• Instruction:
Every entry should be repeated exactly. Omit the pictures.

• Supplied data:
## Start

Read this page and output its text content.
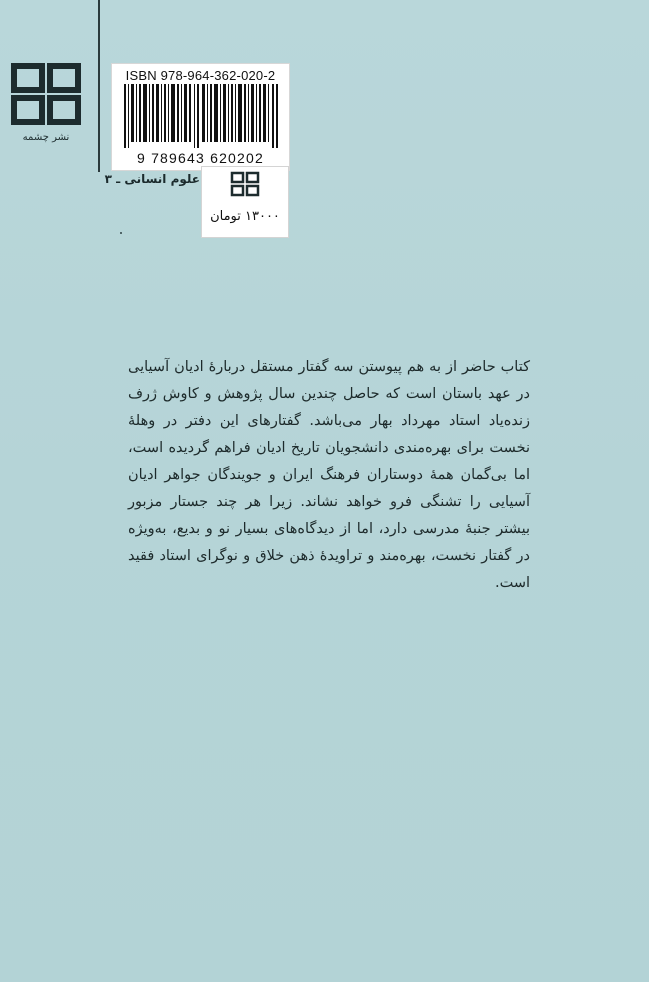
نشر چشمه
ISBN 978-964-362-020-2
9 789643 620202
علوم انسانی ـ ۳
۱۳۰۰۰ تومان

کتاب حاضر از به هم پیوستن سه گفتار مستقل دربارهٔ ادیان آسیایی در عهد باستان است که حاصل چندین سال پژوهش و کاوش ژرف زنده‌یاد استاد مهرداد بهار می‌باشد. گفتارهای این دفتر در وهلهٔ نخست برای بهره‌مندی دانشجویان تاریخ ادیان فراهم گردیده است، اما بی‌گمان همهٔ دوستاران فرهنگ ایران و جویندگان جواهر ادیان آسیایی را تشنگی فرو خواهد نشاند. زیرا هر چند جستار مزبور بیشتر جنبهٔ مدرسی دارد، اما از دیدگاه‌های بسیار نو و بدیع، به‌ویژه در گفتار نخست، بهره‌مند و تراویدهٔ ذهن خلاق و نوگرای استاد فقید است.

## End

• Task answer:
Read this page and output its text content.
نشر چشمه
ISBN 978-964-362-020-2
9 789643 620202
علوم انسانی ـ ۳
۱۳۰۰۰ تومان

کتاب حاضر از به هم پیوستن سه گفتار مستقل دربارهٔ ادیان آسیایی در عهد باستان است که حاصل چندین سال پژوهش و کاوش ژرف زنده‌یاد استاد مهرداد بهار می‌باشد. گفتارهای این دفتر در وهلهٔ نخست برای بهره‌مندی دانشجویان تاریخ ادیان فراهم گردیده است، اما بی‌گمان همهٔ دوستاران فرهنگ ایران و جویندگان جواهر ادیان آسیایی را تشنگی فرو خواهد نشاند. زیرا هر چند جستار مزبور بیشتر جنبهٔ مدرسی دارد، اما از دیدگاه‌های بسیار نو و بدیع، به‌ویژه در گفتار نخست، بهره‌مند و تراویدهٔ ذهن خلاق و نوگرای استاد فقید است.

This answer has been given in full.